Directive: From the entries that follow, pick out all lines holding "dieser".

Data entries:

-- -- --

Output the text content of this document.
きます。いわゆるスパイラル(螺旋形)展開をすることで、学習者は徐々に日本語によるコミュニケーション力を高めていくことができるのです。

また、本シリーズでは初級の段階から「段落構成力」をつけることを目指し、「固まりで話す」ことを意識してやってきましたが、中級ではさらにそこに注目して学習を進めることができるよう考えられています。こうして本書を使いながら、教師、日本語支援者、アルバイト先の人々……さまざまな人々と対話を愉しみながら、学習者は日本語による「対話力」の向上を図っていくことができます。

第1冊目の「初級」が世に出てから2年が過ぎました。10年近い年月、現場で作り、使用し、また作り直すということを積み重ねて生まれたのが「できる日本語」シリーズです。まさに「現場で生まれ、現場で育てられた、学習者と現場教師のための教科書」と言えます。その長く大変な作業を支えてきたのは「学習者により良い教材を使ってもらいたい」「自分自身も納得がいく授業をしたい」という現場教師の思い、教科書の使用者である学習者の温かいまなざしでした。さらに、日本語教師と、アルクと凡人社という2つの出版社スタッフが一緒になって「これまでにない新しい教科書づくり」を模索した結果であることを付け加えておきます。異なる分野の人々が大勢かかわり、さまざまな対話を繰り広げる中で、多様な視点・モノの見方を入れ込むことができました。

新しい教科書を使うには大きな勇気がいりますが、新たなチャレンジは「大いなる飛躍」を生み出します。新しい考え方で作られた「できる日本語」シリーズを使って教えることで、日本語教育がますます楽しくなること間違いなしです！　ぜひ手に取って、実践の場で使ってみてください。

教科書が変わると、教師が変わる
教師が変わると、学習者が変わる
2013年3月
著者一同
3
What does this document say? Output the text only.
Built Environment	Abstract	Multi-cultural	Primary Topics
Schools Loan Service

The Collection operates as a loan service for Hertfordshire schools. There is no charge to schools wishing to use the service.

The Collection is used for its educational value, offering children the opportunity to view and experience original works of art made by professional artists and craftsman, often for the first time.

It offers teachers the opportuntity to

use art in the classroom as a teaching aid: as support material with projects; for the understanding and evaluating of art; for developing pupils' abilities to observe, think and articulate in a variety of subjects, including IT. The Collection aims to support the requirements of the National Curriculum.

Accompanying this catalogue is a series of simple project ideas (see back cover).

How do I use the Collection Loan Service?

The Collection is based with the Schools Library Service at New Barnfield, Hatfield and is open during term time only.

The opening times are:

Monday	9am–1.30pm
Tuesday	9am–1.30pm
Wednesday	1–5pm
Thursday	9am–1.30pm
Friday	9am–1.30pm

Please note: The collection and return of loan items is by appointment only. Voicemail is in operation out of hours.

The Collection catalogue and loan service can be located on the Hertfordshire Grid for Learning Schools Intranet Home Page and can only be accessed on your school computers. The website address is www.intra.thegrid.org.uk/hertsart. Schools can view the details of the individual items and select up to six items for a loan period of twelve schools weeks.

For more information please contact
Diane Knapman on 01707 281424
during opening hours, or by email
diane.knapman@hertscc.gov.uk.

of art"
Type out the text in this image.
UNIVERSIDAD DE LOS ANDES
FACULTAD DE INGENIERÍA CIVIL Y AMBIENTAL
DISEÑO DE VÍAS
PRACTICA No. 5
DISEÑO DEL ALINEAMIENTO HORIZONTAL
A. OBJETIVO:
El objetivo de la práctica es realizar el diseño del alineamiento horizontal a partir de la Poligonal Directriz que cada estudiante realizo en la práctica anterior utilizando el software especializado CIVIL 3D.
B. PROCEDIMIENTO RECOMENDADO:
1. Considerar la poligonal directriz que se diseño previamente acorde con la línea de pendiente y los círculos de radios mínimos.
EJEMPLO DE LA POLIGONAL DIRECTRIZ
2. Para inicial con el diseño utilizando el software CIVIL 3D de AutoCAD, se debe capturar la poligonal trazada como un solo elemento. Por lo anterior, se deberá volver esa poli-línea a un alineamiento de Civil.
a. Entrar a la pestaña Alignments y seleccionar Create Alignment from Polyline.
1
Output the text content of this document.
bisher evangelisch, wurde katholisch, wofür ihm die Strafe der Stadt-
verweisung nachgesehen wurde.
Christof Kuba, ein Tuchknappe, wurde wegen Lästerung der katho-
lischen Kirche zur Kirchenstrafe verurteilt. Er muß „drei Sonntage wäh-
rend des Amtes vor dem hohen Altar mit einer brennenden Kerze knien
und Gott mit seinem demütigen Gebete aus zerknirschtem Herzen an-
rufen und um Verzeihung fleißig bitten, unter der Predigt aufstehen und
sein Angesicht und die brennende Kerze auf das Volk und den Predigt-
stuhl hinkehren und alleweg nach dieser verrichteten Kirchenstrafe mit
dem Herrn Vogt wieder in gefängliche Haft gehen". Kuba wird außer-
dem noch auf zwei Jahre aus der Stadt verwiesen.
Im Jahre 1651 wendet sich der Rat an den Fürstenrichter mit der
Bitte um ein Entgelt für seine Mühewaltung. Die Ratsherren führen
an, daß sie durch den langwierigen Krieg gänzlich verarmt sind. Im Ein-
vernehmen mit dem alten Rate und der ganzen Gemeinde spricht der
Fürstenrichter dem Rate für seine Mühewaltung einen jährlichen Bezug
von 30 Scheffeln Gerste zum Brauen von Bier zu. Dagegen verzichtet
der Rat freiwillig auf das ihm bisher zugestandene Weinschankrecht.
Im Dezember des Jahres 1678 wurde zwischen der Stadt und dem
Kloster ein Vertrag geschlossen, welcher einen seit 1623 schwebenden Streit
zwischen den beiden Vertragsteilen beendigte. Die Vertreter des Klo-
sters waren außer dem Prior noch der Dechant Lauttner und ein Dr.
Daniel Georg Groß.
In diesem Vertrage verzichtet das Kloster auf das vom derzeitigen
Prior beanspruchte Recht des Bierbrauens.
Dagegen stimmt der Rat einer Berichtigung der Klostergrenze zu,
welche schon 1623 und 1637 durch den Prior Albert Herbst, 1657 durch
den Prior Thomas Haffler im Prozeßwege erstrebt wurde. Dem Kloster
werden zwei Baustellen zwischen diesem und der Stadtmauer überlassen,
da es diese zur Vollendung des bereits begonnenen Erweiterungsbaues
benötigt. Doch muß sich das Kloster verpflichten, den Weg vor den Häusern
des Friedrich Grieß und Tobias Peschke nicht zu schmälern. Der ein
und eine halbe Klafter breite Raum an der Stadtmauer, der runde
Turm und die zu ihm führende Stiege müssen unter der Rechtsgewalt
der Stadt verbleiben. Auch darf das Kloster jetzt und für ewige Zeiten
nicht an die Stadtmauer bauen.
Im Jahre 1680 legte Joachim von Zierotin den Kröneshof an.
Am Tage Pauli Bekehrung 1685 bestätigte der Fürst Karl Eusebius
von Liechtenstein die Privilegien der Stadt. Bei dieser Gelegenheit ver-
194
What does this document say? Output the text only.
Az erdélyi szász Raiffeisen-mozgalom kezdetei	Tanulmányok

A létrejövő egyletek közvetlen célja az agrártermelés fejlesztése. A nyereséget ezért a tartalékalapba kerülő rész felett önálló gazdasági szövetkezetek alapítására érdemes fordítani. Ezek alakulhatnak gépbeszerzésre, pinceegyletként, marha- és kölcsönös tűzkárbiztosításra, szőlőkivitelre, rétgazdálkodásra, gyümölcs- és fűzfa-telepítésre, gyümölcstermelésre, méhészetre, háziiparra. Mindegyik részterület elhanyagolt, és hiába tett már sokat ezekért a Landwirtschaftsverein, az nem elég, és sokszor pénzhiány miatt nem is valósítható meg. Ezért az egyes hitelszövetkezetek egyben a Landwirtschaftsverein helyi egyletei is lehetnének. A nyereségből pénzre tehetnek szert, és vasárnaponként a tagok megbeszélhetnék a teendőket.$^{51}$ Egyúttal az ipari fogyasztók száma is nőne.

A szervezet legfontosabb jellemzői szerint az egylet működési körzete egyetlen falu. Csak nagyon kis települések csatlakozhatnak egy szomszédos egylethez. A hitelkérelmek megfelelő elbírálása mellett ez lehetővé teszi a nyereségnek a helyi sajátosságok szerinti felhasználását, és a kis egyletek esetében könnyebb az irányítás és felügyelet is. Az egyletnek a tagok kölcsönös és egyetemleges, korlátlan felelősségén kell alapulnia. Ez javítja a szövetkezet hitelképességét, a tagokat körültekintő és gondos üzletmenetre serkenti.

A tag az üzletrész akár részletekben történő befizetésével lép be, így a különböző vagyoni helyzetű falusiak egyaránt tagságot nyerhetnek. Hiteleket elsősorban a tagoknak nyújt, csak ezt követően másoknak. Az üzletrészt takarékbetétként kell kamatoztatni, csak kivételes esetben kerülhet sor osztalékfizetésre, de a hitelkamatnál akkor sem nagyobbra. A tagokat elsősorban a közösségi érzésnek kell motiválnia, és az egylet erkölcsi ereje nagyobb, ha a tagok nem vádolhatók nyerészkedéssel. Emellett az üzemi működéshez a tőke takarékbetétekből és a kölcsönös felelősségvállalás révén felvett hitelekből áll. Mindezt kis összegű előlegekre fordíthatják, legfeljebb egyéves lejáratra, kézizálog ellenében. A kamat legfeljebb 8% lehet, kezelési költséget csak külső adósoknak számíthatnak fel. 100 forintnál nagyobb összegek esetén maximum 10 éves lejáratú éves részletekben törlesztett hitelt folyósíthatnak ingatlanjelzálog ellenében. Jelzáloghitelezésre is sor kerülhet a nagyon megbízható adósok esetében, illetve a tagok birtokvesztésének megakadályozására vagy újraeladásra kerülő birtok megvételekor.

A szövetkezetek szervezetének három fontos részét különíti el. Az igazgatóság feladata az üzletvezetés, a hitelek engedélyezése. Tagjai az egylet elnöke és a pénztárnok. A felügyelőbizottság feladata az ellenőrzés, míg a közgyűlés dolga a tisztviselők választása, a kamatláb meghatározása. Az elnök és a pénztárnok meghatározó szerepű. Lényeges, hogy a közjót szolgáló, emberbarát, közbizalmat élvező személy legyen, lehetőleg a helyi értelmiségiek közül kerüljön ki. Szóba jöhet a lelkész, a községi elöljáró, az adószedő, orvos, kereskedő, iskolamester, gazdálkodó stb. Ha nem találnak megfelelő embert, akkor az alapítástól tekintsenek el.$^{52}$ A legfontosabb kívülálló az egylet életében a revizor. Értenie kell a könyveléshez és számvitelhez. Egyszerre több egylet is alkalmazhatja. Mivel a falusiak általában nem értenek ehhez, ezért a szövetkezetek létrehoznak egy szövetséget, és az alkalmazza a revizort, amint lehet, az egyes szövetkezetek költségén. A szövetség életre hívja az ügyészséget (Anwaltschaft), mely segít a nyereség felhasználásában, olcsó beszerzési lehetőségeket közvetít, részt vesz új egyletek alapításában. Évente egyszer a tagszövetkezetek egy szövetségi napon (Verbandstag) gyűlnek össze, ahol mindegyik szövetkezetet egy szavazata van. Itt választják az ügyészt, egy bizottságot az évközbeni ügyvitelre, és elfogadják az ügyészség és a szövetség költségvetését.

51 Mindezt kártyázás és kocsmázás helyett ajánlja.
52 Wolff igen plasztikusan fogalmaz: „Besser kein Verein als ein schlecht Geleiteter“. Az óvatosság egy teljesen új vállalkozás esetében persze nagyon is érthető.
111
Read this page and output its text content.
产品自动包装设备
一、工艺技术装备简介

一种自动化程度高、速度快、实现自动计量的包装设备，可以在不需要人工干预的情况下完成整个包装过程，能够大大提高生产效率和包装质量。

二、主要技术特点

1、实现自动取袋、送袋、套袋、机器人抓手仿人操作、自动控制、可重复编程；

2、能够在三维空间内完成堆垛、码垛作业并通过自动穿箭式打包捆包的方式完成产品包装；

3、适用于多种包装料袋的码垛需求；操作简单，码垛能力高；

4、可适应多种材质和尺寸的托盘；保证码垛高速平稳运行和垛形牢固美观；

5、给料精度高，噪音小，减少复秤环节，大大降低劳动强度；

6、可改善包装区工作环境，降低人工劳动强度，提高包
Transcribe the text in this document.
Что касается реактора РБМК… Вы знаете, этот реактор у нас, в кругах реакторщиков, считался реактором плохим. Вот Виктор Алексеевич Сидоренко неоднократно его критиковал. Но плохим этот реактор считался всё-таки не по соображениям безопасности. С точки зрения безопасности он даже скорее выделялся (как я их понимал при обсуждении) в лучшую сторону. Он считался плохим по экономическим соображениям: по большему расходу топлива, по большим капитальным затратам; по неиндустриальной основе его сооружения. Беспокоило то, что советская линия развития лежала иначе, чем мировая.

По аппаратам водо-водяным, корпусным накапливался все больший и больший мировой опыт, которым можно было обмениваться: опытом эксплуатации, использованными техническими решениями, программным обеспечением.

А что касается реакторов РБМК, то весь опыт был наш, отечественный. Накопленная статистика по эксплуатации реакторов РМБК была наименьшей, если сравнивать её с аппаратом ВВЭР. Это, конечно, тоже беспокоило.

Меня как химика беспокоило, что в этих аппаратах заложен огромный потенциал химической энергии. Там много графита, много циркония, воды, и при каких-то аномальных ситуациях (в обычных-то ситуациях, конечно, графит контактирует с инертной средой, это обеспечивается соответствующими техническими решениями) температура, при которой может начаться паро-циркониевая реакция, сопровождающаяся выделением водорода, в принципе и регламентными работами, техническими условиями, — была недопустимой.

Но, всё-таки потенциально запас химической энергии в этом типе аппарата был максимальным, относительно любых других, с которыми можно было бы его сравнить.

-- -- --

Output of the exercise:
stuhl hinkehren und alleweg nach dieser verrichteten Kirchenstrafe mit
von Liechtenstein die Privilegien der Stadt. Bei dieser Gelegenheit ver-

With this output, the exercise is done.